**Set exercise**
Wherever "principal" appears in a line, copy that line.

**Extracted material**
%%
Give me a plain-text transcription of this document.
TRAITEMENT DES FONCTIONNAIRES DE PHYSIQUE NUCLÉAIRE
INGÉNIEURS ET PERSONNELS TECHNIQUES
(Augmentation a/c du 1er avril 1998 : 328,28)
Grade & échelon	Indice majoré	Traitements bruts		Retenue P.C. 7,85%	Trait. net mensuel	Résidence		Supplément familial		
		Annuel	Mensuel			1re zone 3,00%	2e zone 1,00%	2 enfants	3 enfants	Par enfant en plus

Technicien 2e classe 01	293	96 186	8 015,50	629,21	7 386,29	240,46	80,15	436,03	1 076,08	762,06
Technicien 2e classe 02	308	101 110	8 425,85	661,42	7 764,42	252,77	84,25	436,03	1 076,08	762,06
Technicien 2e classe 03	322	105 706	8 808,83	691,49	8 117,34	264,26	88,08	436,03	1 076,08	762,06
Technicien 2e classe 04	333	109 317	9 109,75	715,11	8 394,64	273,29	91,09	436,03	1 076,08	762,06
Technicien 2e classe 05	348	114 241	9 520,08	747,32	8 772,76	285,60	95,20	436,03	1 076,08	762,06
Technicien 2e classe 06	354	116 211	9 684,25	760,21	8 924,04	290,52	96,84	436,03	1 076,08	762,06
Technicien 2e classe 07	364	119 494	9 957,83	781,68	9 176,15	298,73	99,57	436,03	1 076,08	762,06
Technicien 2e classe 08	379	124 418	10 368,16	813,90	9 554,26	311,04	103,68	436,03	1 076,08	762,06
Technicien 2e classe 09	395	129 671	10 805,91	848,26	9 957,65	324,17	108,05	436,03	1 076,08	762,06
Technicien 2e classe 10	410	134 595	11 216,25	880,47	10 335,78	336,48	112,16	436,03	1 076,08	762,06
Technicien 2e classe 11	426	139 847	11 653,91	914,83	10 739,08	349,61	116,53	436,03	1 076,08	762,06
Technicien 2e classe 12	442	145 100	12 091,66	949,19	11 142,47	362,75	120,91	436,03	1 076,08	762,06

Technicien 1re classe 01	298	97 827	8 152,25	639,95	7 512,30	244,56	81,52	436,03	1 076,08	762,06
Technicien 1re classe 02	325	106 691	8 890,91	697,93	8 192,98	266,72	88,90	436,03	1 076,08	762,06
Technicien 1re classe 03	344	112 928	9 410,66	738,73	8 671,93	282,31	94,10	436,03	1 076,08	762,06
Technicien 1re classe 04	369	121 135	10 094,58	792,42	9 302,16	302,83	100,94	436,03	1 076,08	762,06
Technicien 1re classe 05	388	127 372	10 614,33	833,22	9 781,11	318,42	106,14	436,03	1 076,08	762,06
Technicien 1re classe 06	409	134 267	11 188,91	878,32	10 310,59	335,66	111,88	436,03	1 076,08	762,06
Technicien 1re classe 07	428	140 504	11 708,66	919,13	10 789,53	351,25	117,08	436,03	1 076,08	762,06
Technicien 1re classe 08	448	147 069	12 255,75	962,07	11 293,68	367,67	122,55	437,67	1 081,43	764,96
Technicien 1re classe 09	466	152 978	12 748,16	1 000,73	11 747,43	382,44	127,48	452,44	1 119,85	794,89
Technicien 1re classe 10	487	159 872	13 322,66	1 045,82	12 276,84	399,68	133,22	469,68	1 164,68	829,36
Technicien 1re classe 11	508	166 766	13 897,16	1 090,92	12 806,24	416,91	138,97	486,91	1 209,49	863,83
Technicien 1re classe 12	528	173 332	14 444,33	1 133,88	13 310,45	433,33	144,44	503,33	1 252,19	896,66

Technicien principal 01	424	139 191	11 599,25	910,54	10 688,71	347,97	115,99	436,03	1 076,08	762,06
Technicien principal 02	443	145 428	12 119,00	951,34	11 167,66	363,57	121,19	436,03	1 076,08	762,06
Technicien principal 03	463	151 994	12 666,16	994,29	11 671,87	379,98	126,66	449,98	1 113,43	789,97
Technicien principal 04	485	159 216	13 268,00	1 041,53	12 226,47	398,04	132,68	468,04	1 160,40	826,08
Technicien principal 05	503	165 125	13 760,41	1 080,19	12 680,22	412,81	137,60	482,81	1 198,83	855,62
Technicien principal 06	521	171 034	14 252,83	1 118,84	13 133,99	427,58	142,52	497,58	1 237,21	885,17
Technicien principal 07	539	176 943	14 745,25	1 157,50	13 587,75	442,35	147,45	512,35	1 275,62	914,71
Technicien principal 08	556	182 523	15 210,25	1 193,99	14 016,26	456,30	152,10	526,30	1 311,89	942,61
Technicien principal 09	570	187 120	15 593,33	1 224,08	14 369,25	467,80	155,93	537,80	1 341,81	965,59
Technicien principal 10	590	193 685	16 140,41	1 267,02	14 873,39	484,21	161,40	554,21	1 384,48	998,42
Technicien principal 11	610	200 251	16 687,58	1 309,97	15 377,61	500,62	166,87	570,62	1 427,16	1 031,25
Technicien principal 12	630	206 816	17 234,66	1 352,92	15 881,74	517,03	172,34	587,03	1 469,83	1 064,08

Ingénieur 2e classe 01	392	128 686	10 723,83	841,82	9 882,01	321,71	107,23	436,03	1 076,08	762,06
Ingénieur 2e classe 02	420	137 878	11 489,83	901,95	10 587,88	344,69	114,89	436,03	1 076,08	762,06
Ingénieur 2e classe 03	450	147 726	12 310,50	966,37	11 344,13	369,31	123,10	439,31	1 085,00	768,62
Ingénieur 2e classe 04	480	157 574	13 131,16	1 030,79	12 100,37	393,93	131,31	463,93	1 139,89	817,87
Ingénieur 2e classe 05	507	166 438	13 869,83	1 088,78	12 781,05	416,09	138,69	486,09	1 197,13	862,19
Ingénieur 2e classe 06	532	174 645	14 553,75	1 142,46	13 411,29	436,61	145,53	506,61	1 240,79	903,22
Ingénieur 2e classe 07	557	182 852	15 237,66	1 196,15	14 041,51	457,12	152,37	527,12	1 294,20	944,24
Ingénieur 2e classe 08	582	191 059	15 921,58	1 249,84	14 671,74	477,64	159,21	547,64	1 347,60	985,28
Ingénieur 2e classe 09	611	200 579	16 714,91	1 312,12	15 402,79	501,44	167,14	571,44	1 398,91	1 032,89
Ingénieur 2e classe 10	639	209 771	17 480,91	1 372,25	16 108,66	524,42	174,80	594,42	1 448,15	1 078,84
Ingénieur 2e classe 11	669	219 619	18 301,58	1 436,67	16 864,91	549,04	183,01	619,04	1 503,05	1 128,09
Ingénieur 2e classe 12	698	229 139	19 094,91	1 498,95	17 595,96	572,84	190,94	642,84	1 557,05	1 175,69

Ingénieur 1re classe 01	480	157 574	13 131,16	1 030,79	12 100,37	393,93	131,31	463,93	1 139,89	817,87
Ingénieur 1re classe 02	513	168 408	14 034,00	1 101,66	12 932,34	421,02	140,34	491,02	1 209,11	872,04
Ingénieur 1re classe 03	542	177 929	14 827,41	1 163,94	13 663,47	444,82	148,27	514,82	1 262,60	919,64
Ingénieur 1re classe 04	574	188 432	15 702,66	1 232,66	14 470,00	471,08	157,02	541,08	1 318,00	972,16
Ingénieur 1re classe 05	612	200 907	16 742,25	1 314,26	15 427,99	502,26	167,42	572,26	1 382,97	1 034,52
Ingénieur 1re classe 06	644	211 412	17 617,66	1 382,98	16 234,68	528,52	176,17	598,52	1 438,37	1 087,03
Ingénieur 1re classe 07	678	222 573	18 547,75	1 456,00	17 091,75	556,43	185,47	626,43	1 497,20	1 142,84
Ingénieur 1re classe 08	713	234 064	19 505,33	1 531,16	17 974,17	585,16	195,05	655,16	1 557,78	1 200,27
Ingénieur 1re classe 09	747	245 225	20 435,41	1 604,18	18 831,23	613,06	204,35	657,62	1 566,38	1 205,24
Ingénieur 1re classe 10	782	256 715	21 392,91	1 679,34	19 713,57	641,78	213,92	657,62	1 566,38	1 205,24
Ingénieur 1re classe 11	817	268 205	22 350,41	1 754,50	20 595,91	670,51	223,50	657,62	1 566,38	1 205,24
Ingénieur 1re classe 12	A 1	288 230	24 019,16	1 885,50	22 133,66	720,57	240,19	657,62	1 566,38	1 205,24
%%
**Written response**
Technicien principal 01	424	139 191	11 599,25	910,54	10 688,71	347,97	115,99	436,03	1 076,08	762,06
Technicien principal 02	443	145 428	12 119,00	951,34	11 167,66	363,57	121,19	436,03	1 076,08	762,06
Technicien principal 03	463	151 994	12 666,16	994,29	11 671,87	379,98	126,66	449,98	1 113,43	789,97
Technicien principal 04	485	159 216	13 268,00	1 041,53	12 226,47	398,04	132,68	468,04	1 160,40	826,08
Technicien principal 05	503	165 125	13 760,41	1 080,19	12 680,22	412,81	137,60	482,81	1 198,83	855,62
Technicien principal 06	521	171 034	14 252,83	1 118,84	13 133,99	427,58	142,52	497,58	1 237,21	885,17
Technicien principal 07	539	176 943	14 745,25	1 157,50	13 587,75	442,35	147,45	512,35	1 275,62	914,71
Technicien principal 08	556	182 523	15 210,25	1 193,99	14 016,26	456,30	152,10	526,30	1 311,89	942,61
Technicien principal 09	570	187 120	15 593,33	1 224,08	14 369,25	467,80	155,93	537,80	1 341,81	965,59
Technicien principal 10	590	193 685	16 140,41	1 267,02	14 873,39	484,21	161,40	554,21	1 384,48	998,42
Technicien principal 11	610	200 251	16 687,58	1 309,97	15 377,61	500,62	166,87	570,62	1 427,16	1 031,25
Technicien principal 12	630	206 816	17 234,66	1 352,92	15 881,74	517,03	172,34	587,03	1 469,83	1 064,08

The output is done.